Your instructions: Give all of the lines again exactly as they read.

-- Start Material for this task --

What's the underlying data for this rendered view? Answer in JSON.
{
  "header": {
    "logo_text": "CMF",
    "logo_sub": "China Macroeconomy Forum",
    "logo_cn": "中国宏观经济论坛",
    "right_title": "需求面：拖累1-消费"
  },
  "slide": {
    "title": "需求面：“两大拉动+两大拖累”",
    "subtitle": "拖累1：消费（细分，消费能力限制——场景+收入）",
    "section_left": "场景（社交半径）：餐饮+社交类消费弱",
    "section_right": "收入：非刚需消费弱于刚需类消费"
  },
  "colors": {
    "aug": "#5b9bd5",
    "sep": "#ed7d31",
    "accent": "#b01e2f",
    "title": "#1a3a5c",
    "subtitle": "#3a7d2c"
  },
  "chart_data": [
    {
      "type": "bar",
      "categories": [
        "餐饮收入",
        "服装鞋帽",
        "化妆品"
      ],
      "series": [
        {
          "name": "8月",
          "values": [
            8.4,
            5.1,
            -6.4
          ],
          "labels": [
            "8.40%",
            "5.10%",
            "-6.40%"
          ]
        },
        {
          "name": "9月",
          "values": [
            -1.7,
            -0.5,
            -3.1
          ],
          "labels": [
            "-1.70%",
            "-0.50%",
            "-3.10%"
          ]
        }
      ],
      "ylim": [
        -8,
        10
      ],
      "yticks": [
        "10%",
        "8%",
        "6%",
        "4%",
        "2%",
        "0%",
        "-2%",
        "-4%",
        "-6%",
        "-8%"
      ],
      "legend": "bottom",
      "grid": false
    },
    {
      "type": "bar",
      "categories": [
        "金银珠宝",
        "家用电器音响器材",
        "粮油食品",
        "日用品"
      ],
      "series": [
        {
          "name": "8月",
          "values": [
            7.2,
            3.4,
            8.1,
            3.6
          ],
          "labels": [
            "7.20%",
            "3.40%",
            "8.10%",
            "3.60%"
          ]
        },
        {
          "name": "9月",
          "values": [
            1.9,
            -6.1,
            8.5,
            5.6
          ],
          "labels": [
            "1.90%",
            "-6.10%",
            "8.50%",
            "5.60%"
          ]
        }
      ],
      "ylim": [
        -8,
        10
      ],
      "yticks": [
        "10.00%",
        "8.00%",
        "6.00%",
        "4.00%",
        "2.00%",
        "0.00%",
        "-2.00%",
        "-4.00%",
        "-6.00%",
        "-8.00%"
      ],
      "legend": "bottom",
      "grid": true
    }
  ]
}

-- End Material for this task --

Worked answer:
What's the underlying data for this rendered view? Answer in JSON.
{
  "header": {
    "logo_text": "CMF",
    "logo_sub": "China Macroeconomy Forum",
    "logo_cn": "中国宏观经济论坛",
    "right_title": "需求面：拖累1-消费"
  },
  "slide": {
    "title": "需求面：“两大拉动+两大拖累”",
    "subtitle": "拖累1：消费（细分，消费能力限制——场景+收入）",
    "section_left": "场景（社交半径）：餐饮+社交类消费弱",
    "section_right": "收入：非刚需消费弱于刚需类消费"
  },
  "colors": {
    "aug": "#5b9bd5",
    "sep": "#ed7d31",
    "accent": "#b01e2f",
    "title": "#1a3a5c",
    "subtitle": "#3a7d2c"
  },
  "chart_data": [
    {
      "type": "bar",
      "categories": [
        "餐饮收入",
        "服装鞋帽",
        "化妆品"
      ],
      "series": [
        {
          "name": "8月",
          "values": [
            8.4,
            5.1,
            -6.4
          ],
          "labels": [
            "8.40%",
            "5.10%",
            "-6.40%"
          ]
        },
        {
          "name": "9月",
          "values": [
            -1.7,
            -0.5,
            -3.1
          ],
          "labels": [
            "-1.70%",
            "-0.50%",
            "-3.10%"
          ]
        }
      ],
      "ylim": [
        -8,
        10
      ],
      "yticks": [
        "10%",
        "8%",
        "6%",
        "4%",
        "2%",
        "0%",
        "-2%",
        "-4%",
        "-6%",
        "-8%"
      ],
      "legend": "bottom",
      "grid": false
    },
    {
      "type": "bar",
      "categories": [
        "金银珠宝",
        "家用电器音响器材",
        "粮油食品",
        "日用品"
      ],
      "series": [
        {
          "name": "8月",
          "values": [
            7.2,
            3.4,
            8.1,
            3.6
          ],
          "labels": [
            "7.20%",
            "3.40%",
            "8.10%",
            "3.60%"
          ]
        },
        {
          "name": "9月",
          "values": [
            1.9,
            -6.1,
            8.5,
            5.6
          ],
          "labels": [
            "1.90%",
            "-6.10%",
            "8.50%",
            "5.60%"
          ]
        }
      ],
      "ylim": [
        -8,
        10
      ],
      "yticks": [
        "10.00%",
        "8.00%",
        "6.00%",
        "4.00%",
        "2.00%",
        "0.00%",
        "-2.00%",
        "-4.00%",
        "-6.00%",
        "-8.00%"
      ],
      "legend": "bottom",
      "grid": true
    }
  ]
}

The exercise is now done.